Across the listing below, how many lines hold "вдоль"? Reply with the number by itself.

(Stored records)
——————————

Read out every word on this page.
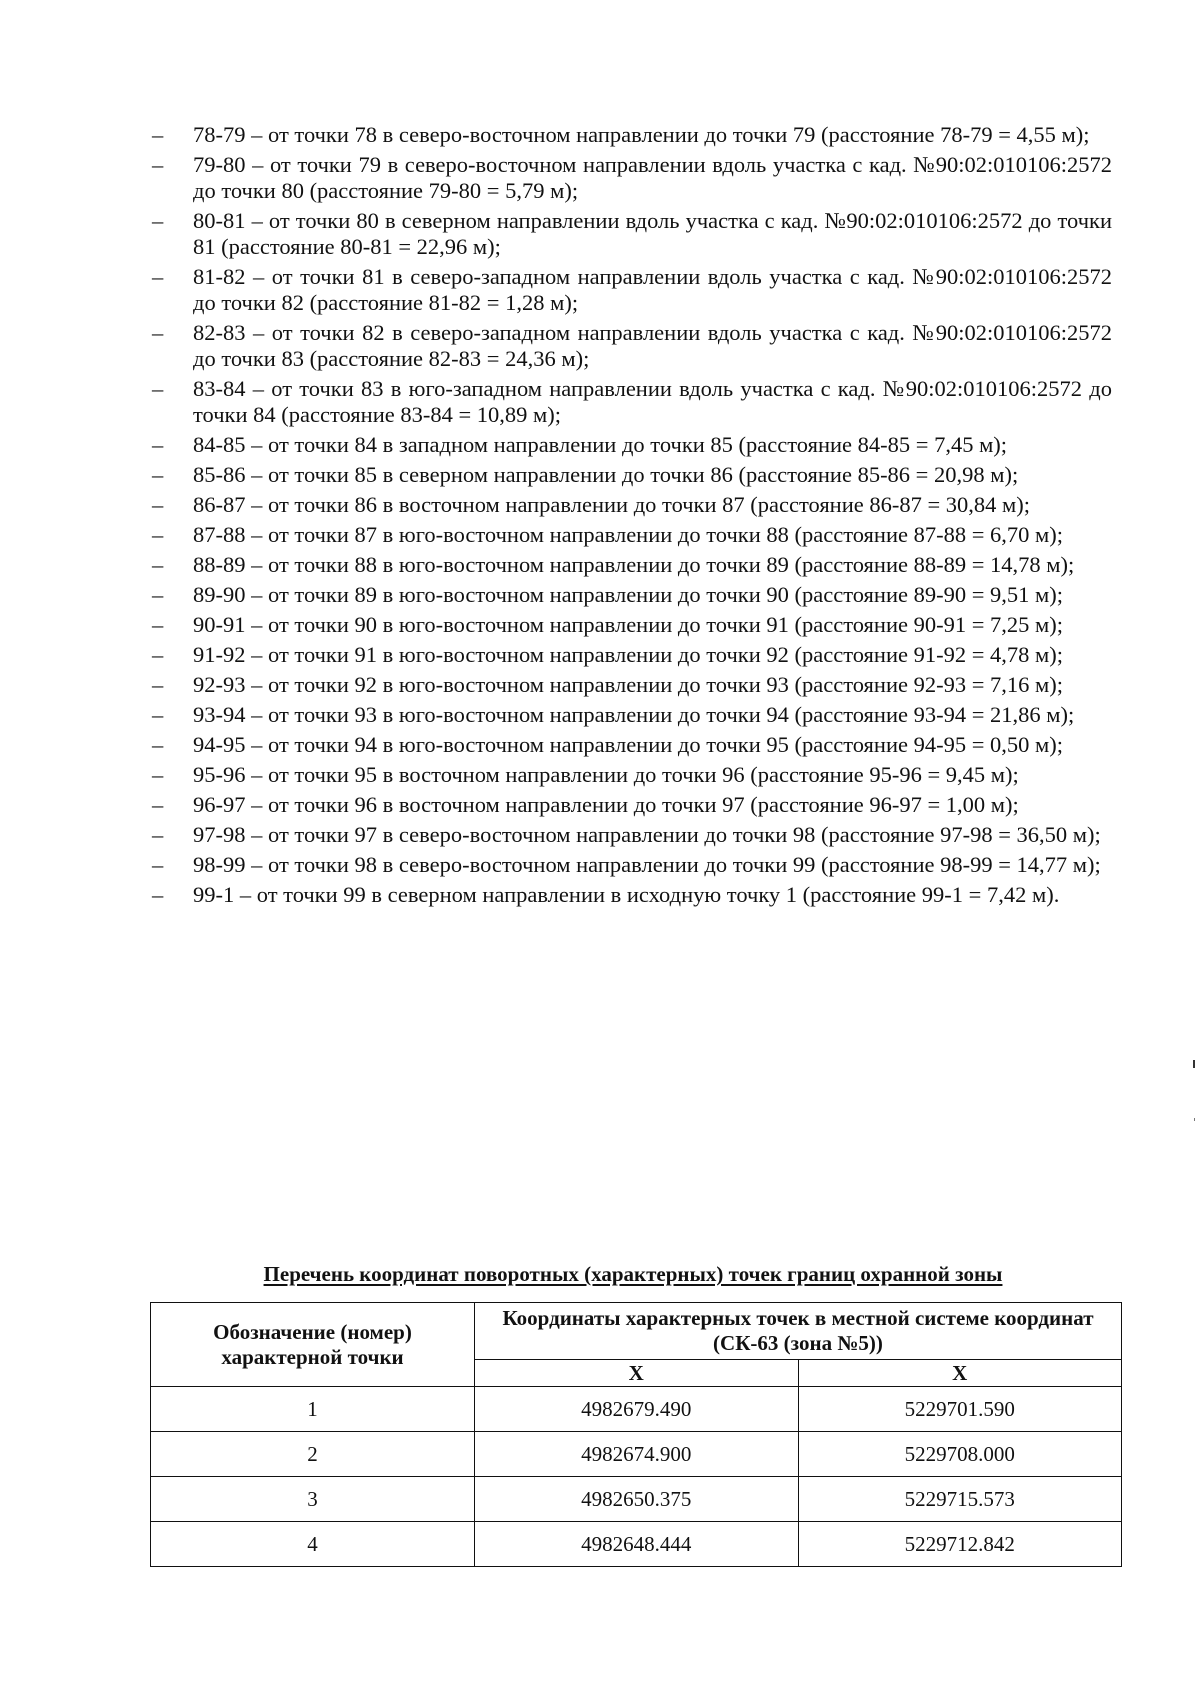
–	78-79 – от точки 78 в северо-восточном направлении до точки 79 (расстояние 78-79 = 4,55 м);
–	79-80 – от точки 79 в северо-восточном направлении вдоль участка с кад. №90:02:010106:2572 до точки 80 (расстояние 79-80 = 5,79 м);
–	80-81 – от точки 80 в северном направлении вдоль участка с кад. №90:02:010106:2572 до точки 81 (расстояние 80-81 = 22,96 м);
–	81-82 – от точки 81 в северо-западном направлении вдоль участка с кад. №90:02:010106:2572 до точки 82 (расстояние 81-82 = 1,28 м);
–	82-83 – от точки 82 в северо-западном направлении вдоль участка с кад. №90:02:010106:2572 до точки 83 (расстояние 82-83 = 24,36 м);
–	83-84 – от точки 83 в юго-западном направлении вдоль участка с кад. №90:02:010106:2572 до точки 84 (расстояние 83-84 = 10,89 м);
–	84-85 – от точки 84 в западном направлении до точки 85 (расстояние 84-85 = 7,45 м);
–	85-86 – от точки 85 в северном направлении до точки 86 (расстояние 85-86 = 20,98 м);
–	86-87 – от точки 86 в восточном направлении до точки 87 (расстояние 86-87 = 30,84 м);
–	87-88 – от точки 87 в юго-восточном направлении до точки 88 (расстояние 87-88 = 6,70 м);
–	88-89 – от точки 88 в юго-восточном направлении до точки 89 (расстояние 88-89 = 14,78 м);
–	89-90 – от точки 89 в юго-восточном направлении до точки 90 (расстояние 89-90 = 9,51 м);
–	90-91 – от точки 90 в юго-восточном направлении до точки 91 (расстояние 90-91 = 7,25 м);
–	91-92 – от точки 91 в юго-восточном направлении до точки 92 (расстояние 91-92 = 4,78 м);
–	92-93 – от точки 92 в юго-восточном направлении до точки 93 (расстояние 92-93 = 7,16 м);
–	93-94 – от точки 93 в юго-восточном направлении до точки 94 (расстояние 93-94 = 21,86 м);
–	94-95 – от точки 94 в юго-восточном направлении до точки 95 (расстояние 94-95 = 0,50 м);
–	95-96 – от точки 95 в восточном направлении до точки 96 (расстояние 95-96 = 9,45 м);
–	96-97 – от точки 96 в восточном направлении до точки 97 (расстояние 96-97 = 1,00 м);
–	97-98 – от точки 97 в северо-восточном направлении до точки 98 (расстояние 97-98 = 36,50 м);
–	98-99 – от точки 98 в северо-восточном направлении до точки 99 (расстояние 98-99 = 14,77 м);
–	99-1 – от точки 99 в северном направлении в исходную точку 1 (расстояние 99-1 = 7,42 м).

Перечень координат поворотных (характерных) точек границ охранной зоны

Обозначение (номер) характерной точки	Координаты характерных точек в местной системе координат (СК-63 (зона №5))	
	X	X
1	4982679.490	5229701.590
2	4982674.900	5229708.000
3	4982650.375	5229715.573
4	4982648.444	5229712.842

——————————

ANSWER TO THIS EXERCISE - 5